***** ENTRIES SHOWN *****

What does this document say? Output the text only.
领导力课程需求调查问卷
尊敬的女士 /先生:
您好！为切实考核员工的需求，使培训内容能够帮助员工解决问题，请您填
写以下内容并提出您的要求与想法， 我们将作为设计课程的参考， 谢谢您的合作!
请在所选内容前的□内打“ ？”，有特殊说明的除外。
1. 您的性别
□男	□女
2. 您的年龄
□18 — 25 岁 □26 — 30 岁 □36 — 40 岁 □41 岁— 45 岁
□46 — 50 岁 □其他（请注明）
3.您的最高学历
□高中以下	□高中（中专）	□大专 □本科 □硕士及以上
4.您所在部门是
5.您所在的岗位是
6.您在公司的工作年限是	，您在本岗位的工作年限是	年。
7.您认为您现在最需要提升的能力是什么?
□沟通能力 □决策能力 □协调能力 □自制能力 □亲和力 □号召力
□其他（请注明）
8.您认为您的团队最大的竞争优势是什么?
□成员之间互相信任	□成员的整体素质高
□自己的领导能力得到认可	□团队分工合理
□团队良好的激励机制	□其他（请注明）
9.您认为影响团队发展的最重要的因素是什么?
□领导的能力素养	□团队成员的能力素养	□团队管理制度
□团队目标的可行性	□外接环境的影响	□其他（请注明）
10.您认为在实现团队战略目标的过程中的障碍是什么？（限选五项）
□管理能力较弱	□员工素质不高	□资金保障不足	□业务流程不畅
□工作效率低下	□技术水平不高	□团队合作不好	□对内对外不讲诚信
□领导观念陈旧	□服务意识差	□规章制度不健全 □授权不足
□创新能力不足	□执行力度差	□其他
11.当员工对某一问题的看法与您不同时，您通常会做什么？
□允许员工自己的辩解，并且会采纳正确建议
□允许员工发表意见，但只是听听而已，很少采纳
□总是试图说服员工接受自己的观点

*****
***** ENTRIES SHOWN *****

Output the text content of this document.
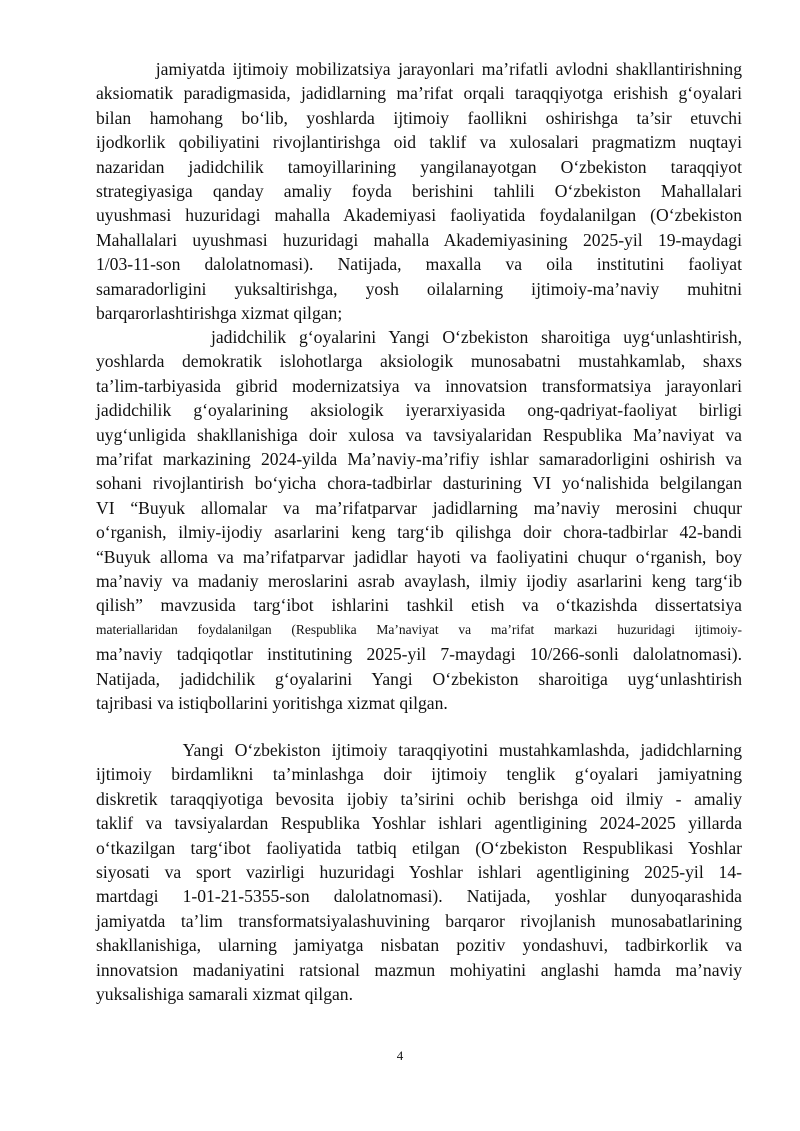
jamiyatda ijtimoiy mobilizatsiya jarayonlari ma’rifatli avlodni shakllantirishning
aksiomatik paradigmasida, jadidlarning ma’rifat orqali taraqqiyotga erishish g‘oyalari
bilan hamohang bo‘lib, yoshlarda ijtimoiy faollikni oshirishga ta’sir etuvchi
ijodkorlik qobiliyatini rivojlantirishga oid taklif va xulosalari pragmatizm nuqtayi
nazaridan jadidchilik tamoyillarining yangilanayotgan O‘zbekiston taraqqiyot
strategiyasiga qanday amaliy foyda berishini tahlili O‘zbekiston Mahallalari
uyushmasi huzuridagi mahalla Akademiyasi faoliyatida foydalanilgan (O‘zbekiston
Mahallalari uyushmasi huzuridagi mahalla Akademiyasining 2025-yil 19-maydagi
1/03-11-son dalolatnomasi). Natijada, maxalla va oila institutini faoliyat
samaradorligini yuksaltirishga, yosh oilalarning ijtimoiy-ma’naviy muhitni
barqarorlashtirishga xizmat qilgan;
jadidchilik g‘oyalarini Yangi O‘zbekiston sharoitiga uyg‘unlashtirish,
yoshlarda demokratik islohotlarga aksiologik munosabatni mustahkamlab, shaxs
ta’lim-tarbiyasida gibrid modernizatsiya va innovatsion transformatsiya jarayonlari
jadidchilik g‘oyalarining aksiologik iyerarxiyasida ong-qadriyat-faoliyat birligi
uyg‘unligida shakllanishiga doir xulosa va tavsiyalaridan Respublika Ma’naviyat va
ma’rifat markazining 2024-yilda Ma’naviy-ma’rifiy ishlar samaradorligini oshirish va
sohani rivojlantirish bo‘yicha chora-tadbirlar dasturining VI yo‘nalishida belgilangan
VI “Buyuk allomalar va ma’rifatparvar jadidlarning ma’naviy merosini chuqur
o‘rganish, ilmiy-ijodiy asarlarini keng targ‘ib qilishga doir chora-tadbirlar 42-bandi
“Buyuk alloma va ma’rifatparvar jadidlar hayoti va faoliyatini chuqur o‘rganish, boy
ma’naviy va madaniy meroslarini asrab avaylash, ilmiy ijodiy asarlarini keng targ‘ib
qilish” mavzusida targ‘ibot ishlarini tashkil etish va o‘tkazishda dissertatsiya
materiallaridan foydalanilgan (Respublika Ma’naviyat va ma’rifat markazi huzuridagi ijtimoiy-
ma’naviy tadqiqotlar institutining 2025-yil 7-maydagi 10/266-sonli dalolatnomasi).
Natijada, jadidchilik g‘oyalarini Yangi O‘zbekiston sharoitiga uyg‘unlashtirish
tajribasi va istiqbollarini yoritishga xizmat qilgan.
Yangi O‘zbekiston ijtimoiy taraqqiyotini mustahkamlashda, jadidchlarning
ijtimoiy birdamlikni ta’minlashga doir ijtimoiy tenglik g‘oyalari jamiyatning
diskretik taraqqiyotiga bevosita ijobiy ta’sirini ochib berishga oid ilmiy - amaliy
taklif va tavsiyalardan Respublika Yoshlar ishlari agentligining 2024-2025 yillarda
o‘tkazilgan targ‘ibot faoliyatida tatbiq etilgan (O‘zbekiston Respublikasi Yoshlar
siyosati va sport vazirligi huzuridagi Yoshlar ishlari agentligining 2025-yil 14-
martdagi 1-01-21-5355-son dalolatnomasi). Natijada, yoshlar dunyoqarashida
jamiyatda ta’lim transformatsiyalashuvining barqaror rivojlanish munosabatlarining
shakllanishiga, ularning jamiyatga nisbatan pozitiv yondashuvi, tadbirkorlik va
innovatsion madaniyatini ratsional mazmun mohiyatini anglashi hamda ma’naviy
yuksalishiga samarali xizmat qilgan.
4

*****

REQUIREMENT: Find every line of the data that holds the string "samaradorligini", then say how many there are and nothing else.

RESULT OF THE EXERCISE: 2